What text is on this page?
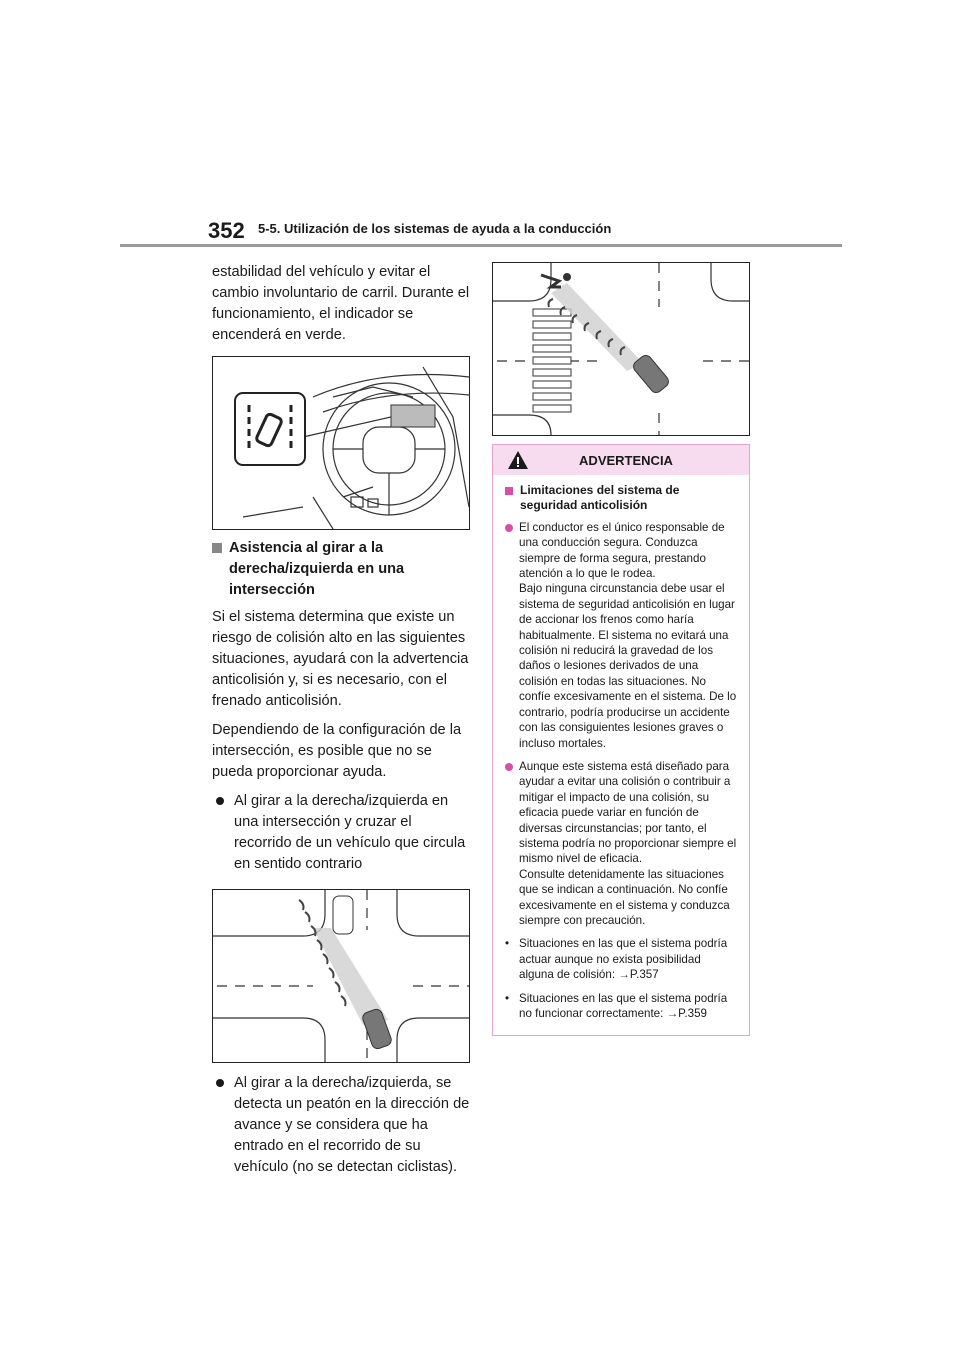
352 5-5. Utilización de los sistemas de ayuda a la conducción

estabilidad del vehículo y evitar el cambio involuntario de carril. Durante el funcionamiento, el indicador se encenderá en verde.

Asistencia al girar a la derecha/izquierda en una intersección

Si el sistema determina que existe un riesgo de colisión alto en las siguientes situaciones, ayudará con la advertencia anticolisión y, si es necesario, con el frenado anticolisión.

Dependiendo de la configuración de la intersección, es posible que no se pueda proporcionar ayuda.

Al girar a la derecha/izquierda en una intersección y cruzar el recorrido de un vehículo que circula en sentido contrario
Al girar a la derecha/izquierda, se detecta un peatón en la dirección de avance y se considera que ha entrado en el recorrido de su vehículo (no se detectan ciclistas).
ADVERTENCIA
Limitaciones del sistema de seguridad anticolisión
El conductor es el único responsable de una conducción segura. Conduzca siempre de forma segura, prestando atención a lo que le rodea.
Bajo ninguna circunstancia debe usar el sistema de seguridad anticolisión en lugar de accionar los frenos como haría habitualmente. El sistema no evitará una colisión ni reducirá la gravedad de los daños o lesiones derivados de una colisión en todas las situaciones. No confíe excesivamente en el sistema. De lo contrario, podría producirse un accidente con las consiguientes lesiones graves o incluso mortales.
Aunque este sistema está diseñado para ayudar a evitar una colisión o contribuir a mitigar el impacto de una colisión, su eficacia puede variar en función de diversas circunstancias; por tanto, el sistema podría no proporcionar siempre el mismo nivel de eficacia.
Consulte detenidamente las situaciones que se indican a continuación. No confíe excesivamente en el sistema y conduzca siempre con precaución.
• Situaciones en las que el sistema podría actuar aunque no exista posibilidad alguna de colisión: →P.357
• Situaciones en las que el sistema podría no funcionar correctamente: →P.359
===============
What is being asked » Leave the images out, please, and restate each line word for word.

Solution »
What text is on this page?
352 5-5. Utilización de los sistemas de ayuda a la conducción

estabilidad del vehículo y evitar el cambio involuntario de carril. Durante el funcionamiento, el indicador se encenderá en verde.

Asistencia al girar a la derecha/izquierda en una intersección

Si el sistema determina que existe un riesgo de colisión alto en las siguientes situaciones, ayudará con la advertencia anticolisión y, si es necesario, con el frenado anticolisión.

Dependiendo de la configuración de la intersección, es posible que no se pueda proporcionar ayuda.

Al girar a la derecha/izquierda en una intersección y cruzar el recorrido de un vehículo que circula en sentido contrario
Al girar a la derecha/izquierda, se detecta un peatón en la dirección de avance y se considera que ha entrado en el recorrido de su vehículo (no se detectan ciclistas).
ADVERTENCIA
Limitaciones del sistema de seguridad anticolisión
El conductor es el único responsable de una conducción segura. Conduzca siempre de forma segura, prestando atención a lo que le rodea.
Bajo ninguna circunstancia debe usar el sistema de seguridad anticolisión en lugar de accionar los frenos como haría habitualmente. El sistema no evitará una colisión ni reducirá la gravedad de los daños o lesiones derivados de una colisión en todas las situaciones. No confíe excesivamente en el sistema. De lo contrario, podría producirse un accidente con las consiguientes lesiones graves o incluso mortales.
Aunque este sistema está diseñado para ayudar a evitar una colisión o contribuir a mitigar el impacto de una colisión, su eficacia puede variar en función de diversas circunstancias; por tanto, el sistema podría no proporcionar siempre el mismo nivel de eficacia.
Consulte detenidamente las situaciones que se indican a continuación. No confíe excesivamente en el sistema y conduzca siempre con precaución.
• Situaciones en las que el sistema podría actuar aunque no exista posibilidad alguna de colisión: →P.357
• Situaciones en las que el sistema podría no funcionar correctamente: →P.359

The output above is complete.